» **Written exercise**: Repeat all entries exactly.

» **Information given**:
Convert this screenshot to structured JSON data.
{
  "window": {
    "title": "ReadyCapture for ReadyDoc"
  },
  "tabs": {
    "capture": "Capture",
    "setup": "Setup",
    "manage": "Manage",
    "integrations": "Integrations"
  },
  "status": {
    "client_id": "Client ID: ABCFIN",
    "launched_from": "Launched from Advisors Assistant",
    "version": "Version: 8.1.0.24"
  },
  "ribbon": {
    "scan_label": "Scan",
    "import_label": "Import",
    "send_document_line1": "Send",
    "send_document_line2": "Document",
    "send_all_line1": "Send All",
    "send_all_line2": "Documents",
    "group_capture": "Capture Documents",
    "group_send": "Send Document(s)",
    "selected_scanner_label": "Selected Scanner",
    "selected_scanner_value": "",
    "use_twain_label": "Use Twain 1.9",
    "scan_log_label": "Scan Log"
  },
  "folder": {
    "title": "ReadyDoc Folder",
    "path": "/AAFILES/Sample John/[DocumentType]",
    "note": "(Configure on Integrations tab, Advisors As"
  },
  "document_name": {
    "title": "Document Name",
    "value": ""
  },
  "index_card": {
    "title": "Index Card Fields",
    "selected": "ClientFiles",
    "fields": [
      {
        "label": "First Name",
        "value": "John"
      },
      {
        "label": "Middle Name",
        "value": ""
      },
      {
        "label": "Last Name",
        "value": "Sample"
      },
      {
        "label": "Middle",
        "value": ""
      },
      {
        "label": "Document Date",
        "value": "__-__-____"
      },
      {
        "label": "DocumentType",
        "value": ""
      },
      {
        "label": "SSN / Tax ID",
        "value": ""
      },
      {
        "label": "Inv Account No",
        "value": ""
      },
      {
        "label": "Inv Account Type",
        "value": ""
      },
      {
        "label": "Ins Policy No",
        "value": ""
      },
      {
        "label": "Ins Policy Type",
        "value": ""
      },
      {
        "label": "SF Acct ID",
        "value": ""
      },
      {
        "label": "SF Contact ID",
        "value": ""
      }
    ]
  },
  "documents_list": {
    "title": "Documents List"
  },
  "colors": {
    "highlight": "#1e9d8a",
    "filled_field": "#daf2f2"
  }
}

» **Correct answer**:
Convert this screenshot to structured JSON data.
{
  "window": {
    "title": "ReadyCapture for ReadyDoc"
  },
  "tabs": {
    "capture": "Capture",
    "setup": "Setup",
    "manage": "Manage",
    "integrations": "Integrations"
  },
  "status": {
    "client_id": "Client ID: ABCFIN",
    "launched_from": "Launched from Advisors Assistant",
    "version": "Version: 8.1.0.24"
  },
  "ribbon": {
    "scan_label": "Scan",
    "import_label": "Import",
    "send_document_line1": "Send",
    "send_document_line2": "Document",
    "send_all_line1": "Send All",
    "send_all_line2": "Documents",
    "group_capture": "Capture Documents",
    "group_send": "Send Document(s)",
    "selected_scanner_label": "Selected Scanner",
    "selected_scanner_value": "",
    "use_twain_label": "Use Twain 1.9",
    "scan_log_label": "Scan Log"
  },
  "folder": {
    "title": "ReadyDoc Folder",
    "path": "/AAFILES/Sample John/[DocumentType]",
    "note": "(Configure on Integrations tab, Advisors As"
  },
  "document_name": {
    "title": "Document Name",
    "value": ""
  },
  "index_card": {
    "title": "Index Card Fields",
    "selected": "ClientFiles",
    "fields": [
      {
        "label": "First Name",
        "value": "John"
      },
      {
        "label": "Middle Name",
        "value": ""
      },
      {
        "label": "Last Name",
        "value": "Sample"
      },
      {
        "label": "Middle",
        "value": ""
      },
      {
        "label": "Document Date",
        "value": "__-__-____"
      },
      {
        "label": "DocumentType",
        "value": ""
      },
      {
        "label": "SSN / Tax ID",
        "value": ""
      },
      {
        "label": "Inv Account No",
        "value": ""
      },
      {
        "label": "Inv Account Type",
        "value": ""
      },
      {
        "label": "Ins Policy No",
        "value": ""
      },
      {
        "label": "Ins Policy Type",
        "value": ""
      },
      {
        "label": "SF Acct ID",
        "value": ""
      },
      {
        "label": "SF Contact ID",
        "value": ""
      }
    ]
  },
  "documents_list": {
    "title": "Documents List"
  },
  "colors": {
    "highlight": "#1e9d8a",
    "filled_field": "#daf2f2"
  }
}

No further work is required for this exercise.